* PASSAGE FOURNI:
┄┄┄┄┄┄┄┄┄┄

L’Open X Readiness Index (Indice de Préparation à l’Open X) constitue une méthode qui permet de mesurer la capacité d’une banque à collaborer sur les quatre piliers que sont les ressources humaines, la finance, le commerce et la technologie. Le World Retail Banking Report invite également les banques à ne pas réduire leurs stratégies aux seuls besoins de mise en conformité, mais à adopter une approche fondée sur l’exploitation des données. « Le réel challenge auquel les DSI de banques font face est celui de concevoir le SI tel une API. Non dans un système binaire Banques / Fintechs, mais dans une dynamique d’échanges de données avec une multitude d’acteurs économiques ayant à leur tour accepté d’ouvrir leur SI à l’institution financière, afin que celle-ci s’y intègre, à l’instar d’un service interne », souligne Sami Slim, Deputy Director de Telehouse France, pour qui « L’Open Banking a vocation à produire de la valeur à partir de la donnée. Or, si cette valeur attire pour l’instant principalement les Fintechs développées sur ce principe, elle est surtout fondamentale pour construire de nouveaux modes de vente de services auprès des clients, actuels et prochains, des banques. Mais pour le comprendre, il faut s’extraire des vieux schémas pyramidaux. »

┄┄┄┄┄┄┄┄┄┄

* DONNÉES D'ÉTUDE:
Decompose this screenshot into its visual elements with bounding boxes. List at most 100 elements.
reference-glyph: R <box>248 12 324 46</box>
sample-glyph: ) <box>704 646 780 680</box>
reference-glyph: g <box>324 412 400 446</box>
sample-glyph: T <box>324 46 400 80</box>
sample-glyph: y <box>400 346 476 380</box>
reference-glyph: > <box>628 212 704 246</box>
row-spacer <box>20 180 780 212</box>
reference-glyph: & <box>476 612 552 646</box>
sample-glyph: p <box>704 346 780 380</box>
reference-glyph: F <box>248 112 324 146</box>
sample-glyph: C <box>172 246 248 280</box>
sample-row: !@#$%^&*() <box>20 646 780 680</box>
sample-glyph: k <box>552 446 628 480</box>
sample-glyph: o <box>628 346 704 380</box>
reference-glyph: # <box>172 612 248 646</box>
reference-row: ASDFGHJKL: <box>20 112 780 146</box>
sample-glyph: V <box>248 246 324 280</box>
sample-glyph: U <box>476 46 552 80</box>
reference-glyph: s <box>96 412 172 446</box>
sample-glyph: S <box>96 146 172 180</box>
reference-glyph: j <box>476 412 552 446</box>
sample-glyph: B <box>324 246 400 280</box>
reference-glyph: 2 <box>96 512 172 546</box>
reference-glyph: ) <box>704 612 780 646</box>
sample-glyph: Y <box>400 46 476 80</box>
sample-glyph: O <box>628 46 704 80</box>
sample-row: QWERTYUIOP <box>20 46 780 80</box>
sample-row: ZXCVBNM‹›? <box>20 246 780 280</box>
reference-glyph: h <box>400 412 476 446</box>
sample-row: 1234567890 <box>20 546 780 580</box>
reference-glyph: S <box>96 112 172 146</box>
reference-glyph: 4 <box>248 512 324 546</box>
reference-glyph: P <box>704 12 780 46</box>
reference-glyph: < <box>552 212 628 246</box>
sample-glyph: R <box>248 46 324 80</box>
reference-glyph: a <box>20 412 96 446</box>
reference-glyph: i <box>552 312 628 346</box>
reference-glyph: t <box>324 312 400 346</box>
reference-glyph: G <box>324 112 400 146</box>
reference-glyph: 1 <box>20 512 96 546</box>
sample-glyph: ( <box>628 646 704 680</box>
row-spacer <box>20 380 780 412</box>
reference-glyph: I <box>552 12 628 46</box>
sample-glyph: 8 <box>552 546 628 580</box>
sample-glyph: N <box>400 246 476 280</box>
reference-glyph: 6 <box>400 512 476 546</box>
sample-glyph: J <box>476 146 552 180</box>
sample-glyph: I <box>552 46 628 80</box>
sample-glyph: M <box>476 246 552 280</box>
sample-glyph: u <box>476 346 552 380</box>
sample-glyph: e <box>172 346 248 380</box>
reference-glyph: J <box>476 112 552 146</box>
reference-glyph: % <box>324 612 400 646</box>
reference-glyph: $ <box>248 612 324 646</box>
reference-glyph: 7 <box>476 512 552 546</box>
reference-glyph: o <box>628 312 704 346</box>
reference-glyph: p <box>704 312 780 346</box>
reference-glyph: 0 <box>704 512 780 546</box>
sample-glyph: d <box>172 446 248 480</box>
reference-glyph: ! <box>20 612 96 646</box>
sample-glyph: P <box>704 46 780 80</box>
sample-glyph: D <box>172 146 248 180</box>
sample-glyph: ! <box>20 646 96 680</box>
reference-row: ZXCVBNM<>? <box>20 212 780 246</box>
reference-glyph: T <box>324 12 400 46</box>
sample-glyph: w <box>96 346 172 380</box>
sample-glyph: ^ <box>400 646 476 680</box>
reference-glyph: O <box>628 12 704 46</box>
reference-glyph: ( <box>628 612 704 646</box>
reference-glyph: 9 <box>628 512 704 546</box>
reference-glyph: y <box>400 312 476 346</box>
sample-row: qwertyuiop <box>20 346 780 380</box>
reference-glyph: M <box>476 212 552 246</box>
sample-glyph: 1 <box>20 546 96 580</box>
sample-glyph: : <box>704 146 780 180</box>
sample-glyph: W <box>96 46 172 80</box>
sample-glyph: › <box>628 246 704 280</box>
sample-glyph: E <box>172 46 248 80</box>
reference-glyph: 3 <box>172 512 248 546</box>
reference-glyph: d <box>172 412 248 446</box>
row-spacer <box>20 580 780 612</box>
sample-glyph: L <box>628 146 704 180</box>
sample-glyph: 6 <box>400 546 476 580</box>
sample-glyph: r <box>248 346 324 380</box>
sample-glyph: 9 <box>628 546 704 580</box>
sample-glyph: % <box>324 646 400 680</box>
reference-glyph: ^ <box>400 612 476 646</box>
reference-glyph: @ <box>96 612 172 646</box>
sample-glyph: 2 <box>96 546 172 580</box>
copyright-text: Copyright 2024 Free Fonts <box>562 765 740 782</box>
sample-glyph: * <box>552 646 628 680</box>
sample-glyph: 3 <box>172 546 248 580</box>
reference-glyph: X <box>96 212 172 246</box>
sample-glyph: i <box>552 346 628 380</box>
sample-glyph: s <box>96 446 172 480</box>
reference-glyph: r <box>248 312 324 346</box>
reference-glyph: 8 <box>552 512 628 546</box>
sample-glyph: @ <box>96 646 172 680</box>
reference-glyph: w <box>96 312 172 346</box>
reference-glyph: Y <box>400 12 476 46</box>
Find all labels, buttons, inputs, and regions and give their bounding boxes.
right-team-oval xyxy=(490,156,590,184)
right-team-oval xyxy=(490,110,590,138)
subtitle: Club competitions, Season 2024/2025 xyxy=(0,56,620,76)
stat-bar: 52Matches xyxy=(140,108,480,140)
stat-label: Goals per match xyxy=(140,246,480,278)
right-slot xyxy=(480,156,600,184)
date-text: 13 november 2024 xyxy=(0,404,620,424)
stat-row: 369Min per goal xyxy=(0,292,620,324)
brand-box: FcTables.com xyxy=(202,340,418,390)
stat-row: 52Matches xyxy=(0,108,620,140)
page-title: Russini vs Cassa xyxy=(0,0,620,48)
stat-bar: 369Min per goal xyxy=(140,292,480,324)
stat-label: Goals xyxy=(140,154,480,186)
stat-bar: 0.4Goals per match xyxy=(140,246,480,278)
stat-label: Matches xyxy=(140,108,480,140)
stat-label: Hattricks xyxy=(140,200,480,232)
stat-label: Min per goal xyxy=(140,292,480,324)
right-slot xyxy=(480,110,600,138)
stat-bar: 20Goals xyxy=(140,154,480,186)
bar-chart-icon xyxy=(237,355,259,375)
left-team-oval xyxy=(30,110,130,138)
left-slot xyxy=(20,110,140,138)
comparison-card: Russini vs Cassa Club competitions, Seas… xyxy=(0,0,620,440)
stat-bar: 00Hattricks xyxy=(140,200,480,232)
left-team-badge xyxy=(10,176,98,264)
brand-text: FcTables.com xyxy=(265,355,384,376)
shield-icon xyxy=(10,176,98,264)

┄┄┄┄┄┄┄┄┄┄

* EXERCICE 1: Indiquez si chacune des affirmations suivantes est conforme au passage fourni, en répondant par oui ou par non et en citant les mots décisifs du passage. (a) L’indice mesure la capacité d’une banque à collaborer sur quatre piliers. (b) Le rapport conseille aux banques de limiter leurs stratégies aux besoins de mise en conformité. (c) Pour Sami Slim, le défi des DSI se pose dans un système binaire Banques / Fintechs.
* EXERCICE 2:
Répondez brièvement à ces questions d’après le passage fourni.
(a) Quels sont les quatre piliers mesurés par l’indice ?
(b) Quel poste Sami Slim occupe-t-il ?
(c) Selon Sami Slim, de quoi faut-il s’extraire pour comprendre la valeur de l’Open Banking ?

* RÉPONSE 1:
(a) Oui : « permet de mesurer la capacité d’une banque à collaborer sur les quatre piliers ».
(b) Non : « à ne pas réduire leurs stratégies aux seuls besoins de mise en conformité ».
(c) Non : « Non dans un système binaire Banques / Fintechs ».

* RÉPONSE 2:
(a) Les ressources humaines, la finance, le commerce et la technologie.
(b) Il est Deputy Director de Telehouse France.
(c) Des vieux schémas pyramidaux.